# [SET TASK]
Pictures are not part of the copy; repeat everything else in the records exactly.

▶

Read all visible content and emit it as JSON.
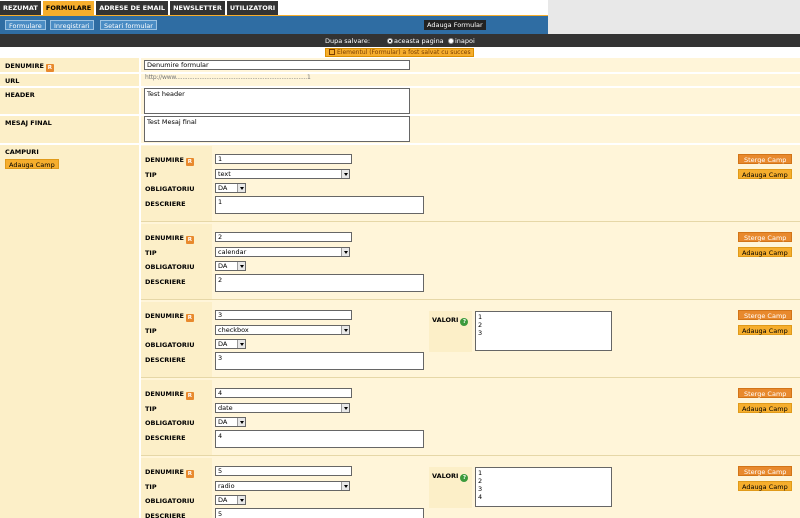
{
  "tabs": [
    "REZUMAT",
    "FORMULARE",
    "ADRESE DE EMAIL",
    "NEWSLETTER",
    "UTILIZATORI"
  ],
  "active_tab": "FORMULARE",
  "subnav": {
    "formulare": "Formulare",
    "inregistrari": "Inregistrari",
    "setari": "Setari formular",
    "adauga_formular": "Adauga Formular"
  },
  "after_save": {
    "label": "Dupa salvare:",
    "option1": "aceasta pagina",
    "option2": "inapoi",
    "selected": "aceasta pagina"
  },
  "notice": "Elementul (Formular) a fost salvat cu succes",
  "form": {
    "denumire_label": "DENUMIRE",
    "denumire_value": "Denumire formular",
    "url_label": "URL",
    "url_value": "http://www.............................................................................1",
    "header_label": "HEADER",
    "header_value": "Test header",
    "mesaj_label": "MESAJ FINAL",
    "mesaj_value": "Test Mesaj final",
    "campuri_label": "CAMPURI",
    "adauga_camp_label": "Adauga Camp"
  },
  "field_labels": {
    "denumire": "DENUMIRE",
    "tip": "TIP",
    "obligatoriu": "OBLIGATORIU",
    "descriere": "DESCRIERE",
    "valori": "VALORI"
  },
  "badges": {
    "required": "R",
    "help": "?"
  },
  "buttons": {
    "sterge": "Sterge Camp",
    "adauga": "Adauga Camp"
  },
  "fields": [
    {
      "denumire": "1",
      "tip": "text",
      "obligatoriu": "DA",
      "descriere": "1",
      "valori": null
    },
    {
      "denumire": "2",
      "tip": "calendar",
      "obligatoriu": "DA",
      "descriere": "2",
      "valori": null
    },
    {
      "denumire": "3",
      "tip": "checkbox",
      "obligatoriu": "DA",
      "descriere": "3",
      "valori": "1\n2\n3"
    },
    {
      "denumire": "4",
      "tip": "date",
      "obligatoriu": "DA",
      "descriere": "4",
      "valori": null
    },
    {
      "denumire": "5",
      "tip": "radio",
      "obligatoriu": "DA",
      "descriere": "5",
      "valori": "1\n2\n3\n4"
    }
  ]
}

◀

# [TASK ANSWER]
Read all visible content and emit it as JSON.
{
  "tabs": [
    "REZUMAT",
    "FORMULARE",
    "ADRESE DE EMAIL",
    "NEWSLETTER",
    "UTILIZATORI"
  ],
  "active_tab": "FORMULARE",
  "subnav": {
    "formulare": "Formulare",
    "inregistrari": "Inregistrari",
    "setari": "Setari formular",
    "adauga_formular": "Adauga Formular"
  },
  "after_save": {
    "label": "Dupa salvare:",
    "option1": "aceasta pagina",
    "option2": "inapoi",
    "selected": "aceasta pagina"
  },
  "notice": "Elementul (Formular) a fost salvat cu succes",
  "form": {
    "denumire_label": "DENUMIRE",
    "denumire_value": "Denumire formular",
    "url_label": "URL",
    "url_value": "http://www.............................................................................1",
    "header_label": "HEADER",
    "header_value": "Test header",
    "mesaj_label": "MESAJ FINAL",
    "mesaj_value": "Test Mesaj final",
    "campuri_label": "CAMPURI",
    "adauga_camp_label": "Adauga Camp"
  },
  "field_labels": {
    "denumire": "DENUMIRE",
    "tip": "TIP",
    "obligatoriu": "OBLIGATORIU",
    "descriere": "DESCRIERE",
    "valori": "VALORI"
  },
  "badges": {
    "required": "R",
    "help": "?"
  },
  "buttons": {
    "sterge": "Sterge Camp",
    "adauga": "Adauga Camp"
  },
  "fields": [
    {
      "denumire": "1",
      "tip": "text",
      "obligatoriu": "DA",
      "descriere": "1",
      "valori": null
    },
    {
      "denumire": "2",
      "tip": "calendar",
      "obligatoriu": "DA",
      "descriere": "2",
      "valori": null
    },
    {
      "denumire": "3",
      "tip": "checkbox",
      "obligatoriu": "DA",
      "descriere": "3",
      "valori": "1\n2\n3"
    },
    {
      "denumire": "4",
      "tip": "date",
      "obligatoriu": "DA",
      "descriere": "4",
      "valori": null
    },
    {
      "denumire": "5",
      "tip": "radio",
      "obligatoriu": "DA",
      "descriere": "5",
      "valori": "1\n2\n3\n4"
    }
  ]
}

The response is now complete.